Data records:
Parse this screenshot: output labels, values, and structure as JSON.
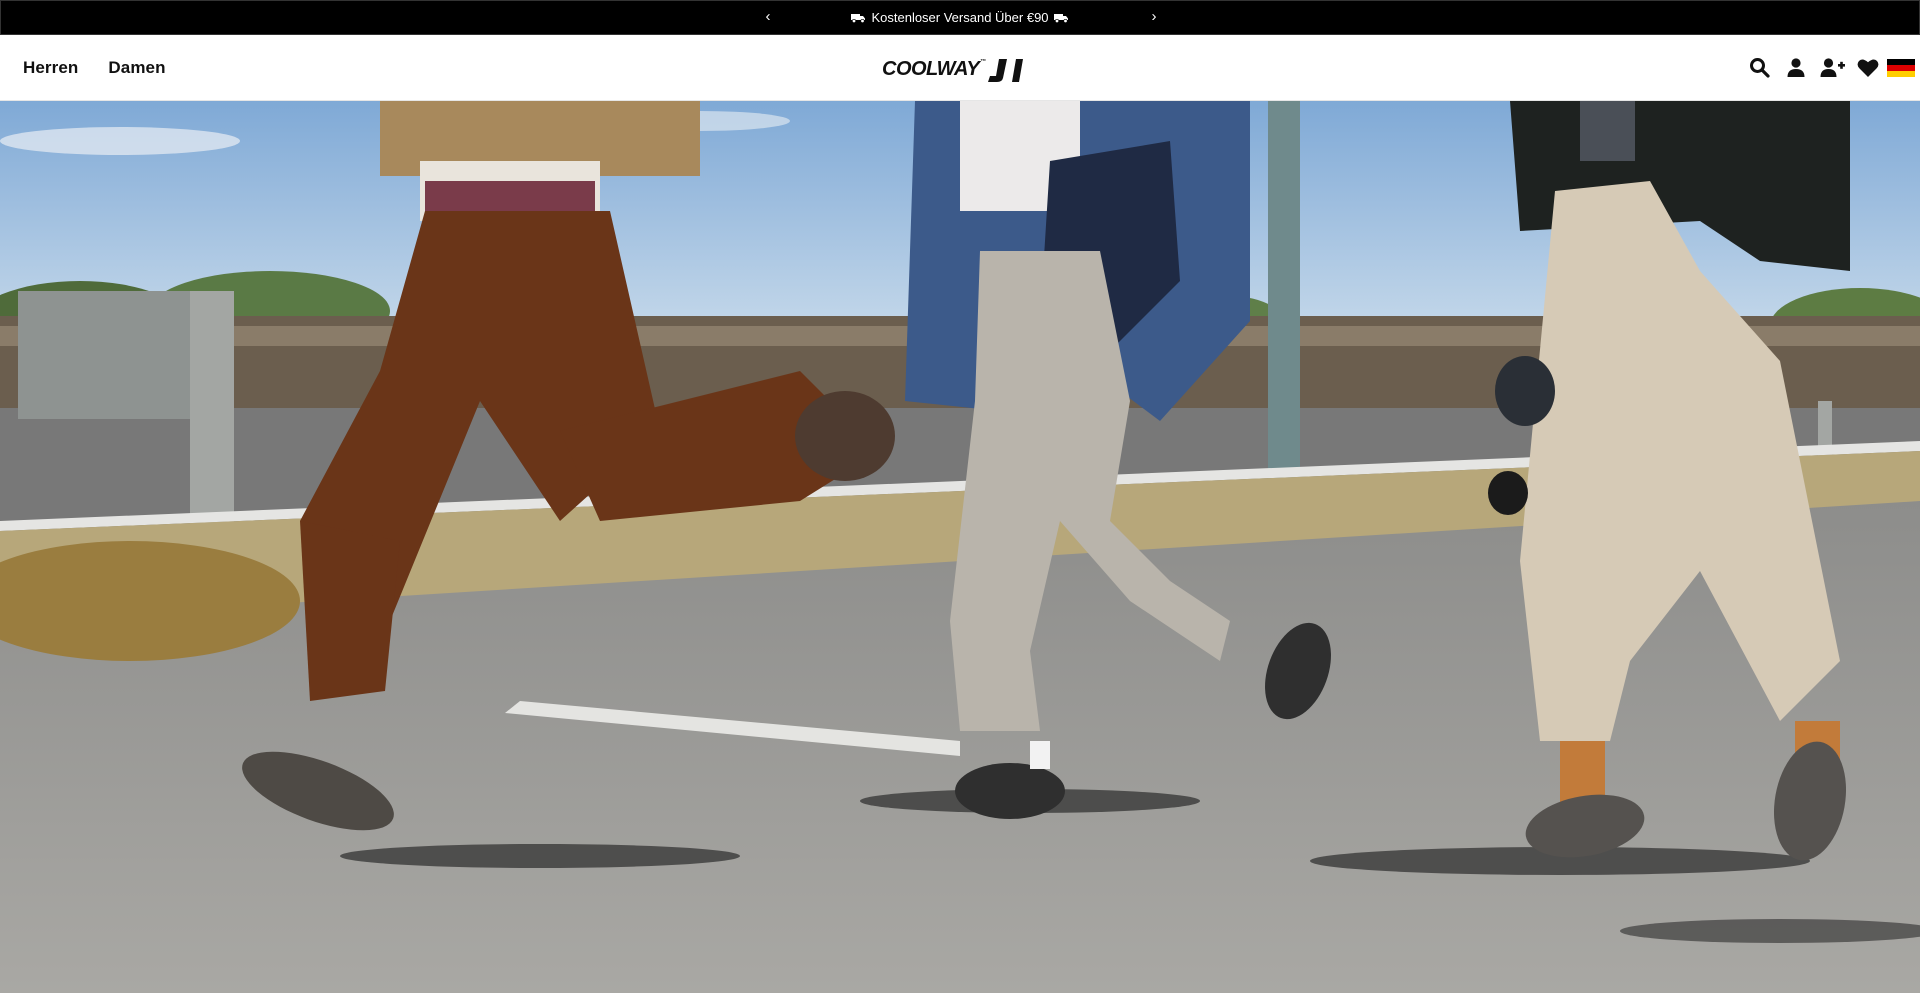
{
  "announcement": {
    "prev_label": "‹",
    "next_label": "›",
    "message": "Kostenloser Versand Über €90",
    "icon_left": "truck-icon",
    "icon_right": "truck-icon"
  },
  "header": {
    "nav": [
      {
        "label": "Herren"
      },
      {
        "label": "Damen"
      }
    ],
    "logo_text": "COOLWAY",
    "logo_tm": "™",
    "icons": [
      "search-icon",
      "account-icon",
      "add-user-icon",
      "heart-icon",
      "flag-de-icon"
    ]
  },
  "hero": {
    "image": "hero-photo: three people running on roadside wearing sneakers"
  },
  "colors": {
    "announcement_bg": "#000000",
    "header_bg": "#ffffff",
    "text": "#111111"
  }
}
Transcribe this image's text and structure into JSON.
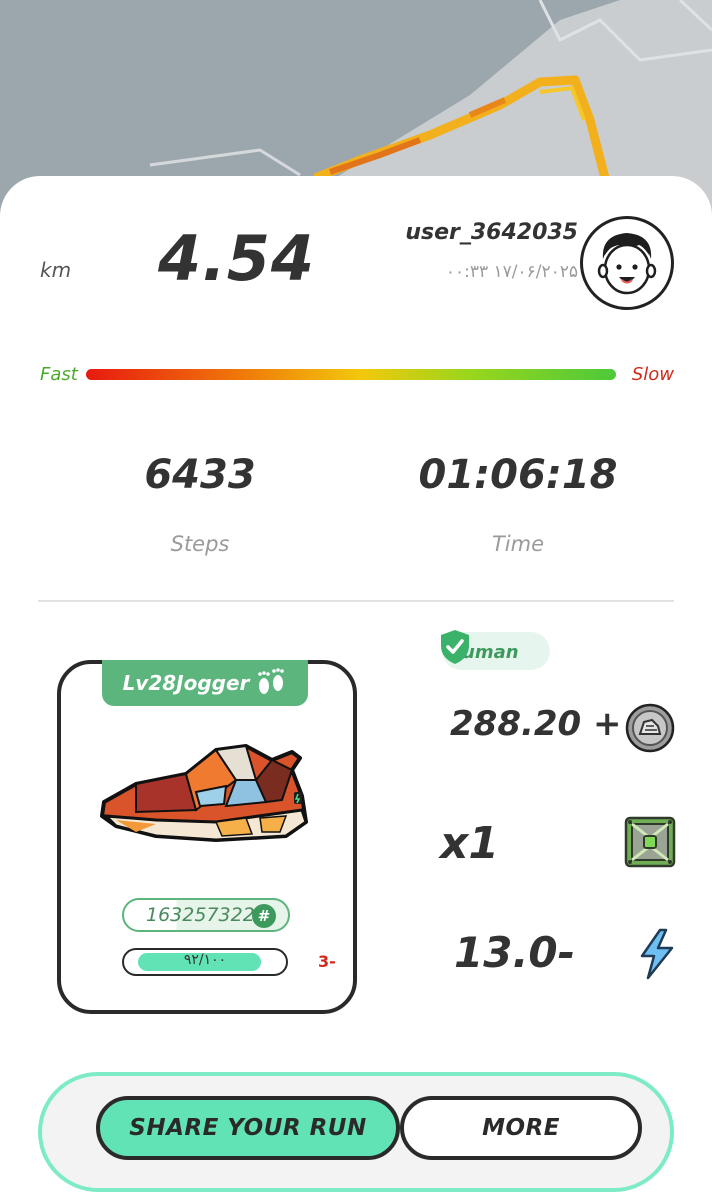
{
  "run": {
    "distance": "4.54",
    "unit": "km",
    "username": "user_3642035",
    "datetime": "۰۰:۳۳ ۱۷/۰۶/۲۰۲۵"
  },
  "speed_scale": {
    "fast_label": "Fast",
    "slow_label": "Slow"
  },
  "stats": {
    "steps_value": "6433",
    "steps_label": "Steps",
    "time_value": "01:06:18",
    "time_label": "Time"
  },
  "sneaker": {
    "level_label": "Lv28Jogger",
    "id": "163257322",
    "hash_symbol": "#",
    "durability_text": "۹۲/۱۰۰",
    "durability_fraction": 0.92,
    "durability_change": "3-"
  },
  "rewards": {
    "badge_label": "uman",
    "gst_value": "288.20 +",
    "multiplier": "x1",
    "energy_change": "13.0-"
  },
  "buttons": {
    "share": "SHARE YOUR RUN",
    "more": "MORE"
  },
  "colors": {
    "accent_mint": "#62e3b5",
    "accent_green": "#5bb57c",
    "fast_green": "#4caa2a",
    "slow_red": "#d02a1c"
  },
  "icons": [
    "avatar-face-icon",
    "footprints-icon",
    "hash-icon",
    "shield-check-icon",
    "coin-icon",
    "mystery-box-icon",
    "lightning-bolt-icon"
  ]
}
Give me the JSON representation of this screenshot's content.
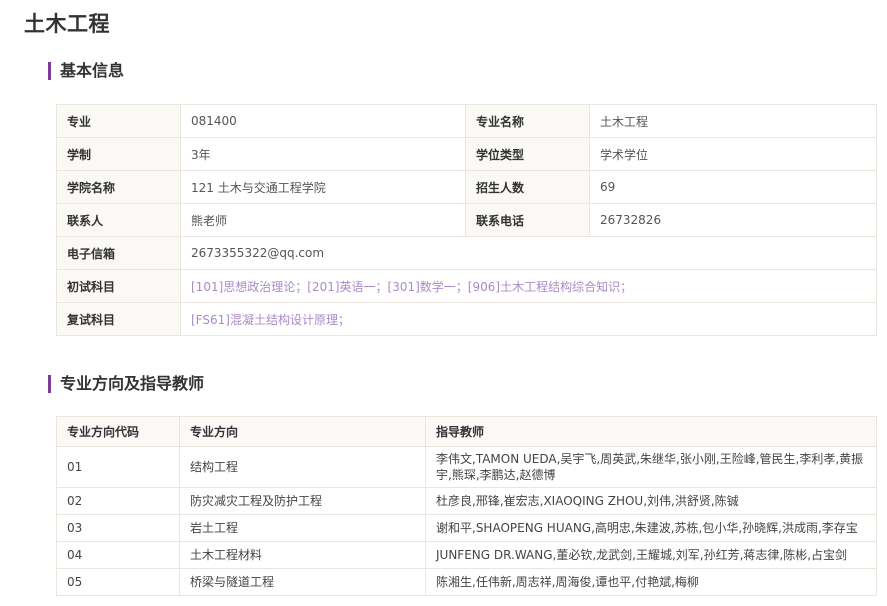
{
  "page": {
    "title": "土木工程"
  },
  "basic_info": {
    "section_title": "基本信息",
    "major_label": "专业",
    "major_value": "081400",
    "major_name_label": "专业名称",
    "major_name_value": "土木工程",
    "duration_label": "学制",
    "duration_value": "3年",
    "degree_type_label": "学位类型",
    "degree_type_value": "学术学位",
    "college_label": "学院名称",
    "college_value": "121 土木与交通工程学院",
    "enrollment_label": "招生人数",
    "enrollment_value": "69",
    "contact_label": "联系人",
    "contact_value": "熊老师",
    "phone_label": "联系电话",
    "phone_value": "26732826",
    "email_label": "电子信箱",
    "email_value": "2673355322@qq.com",
    "initial_exam_label": "初试科目",
    "initial_exam_value": "[101]思想政治理论；[201]英语一；[301]数学一；[906]土木工程结构综合知识；",
    "retest_label": "复试科目",
    "retest_value": "[FS61]混凝土结构设计原理；"
  },
  "directions": {
    "section_title": "专业方向及指导教师",
    "headers": {
      "code": "专业方向代码",
      "direction": "专业方向",
      "advisors": "指导教师"
    },
    "rows": [
      {
        "code": "01",
        "direction": "结构工程",
        "advisors": "李伟文,TAMON UEDA,吴宇飞,周英武,朱继华,张小刚,王险峰,管民生,李利孝,黄振宇,熊琛,李鹏达,赵德博"
      },
      {
        "code": "02",
        "direction": "防灾减灾工程及防护工程",
        "advisors": "杜彦良,邢锋,崔宏志,XIAOQING ZHOU,刘伟,洪舒贤,陈铖"
      },
      {
        "code": "03",
        "direction": "岩土工程",
        "advisors": "谢和平,SHAOPENG HUANG,高明忠,朱建波,苏栋,包小华,孙晓辉,洪成雨,李存宝"
      },
      {
        "code": "04",
        "direction": "土木工程材料",
        "advisors": "JUNFENG DR.WANG,董必钦,龙武剑,王耀城,刘军,孙红芳,蒋志律,陈彬,占宝剑"
      },
      {
        "code": "05",
        "direction": "桥梁与隧道工程",
        "advisors": "陈湘生,任伟新,周志祥,周海俊,谭也平,付艳斌,梅柳"
      }
    ]
  },
  "colors": {
    "accent": "#7d3c98",
    "link": "#a98bc8",
    "label_bg": "#fbf9f5",
    "border": "#ebe6dd"
  }
}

SET PROBLEM
Pick out the lines above containing the word "image", then copy them.

COMPLETED TASK
    "image": "hero-photo: three people running on roadside wearing sneakers"
Transcribe this image's text and structure into JSON.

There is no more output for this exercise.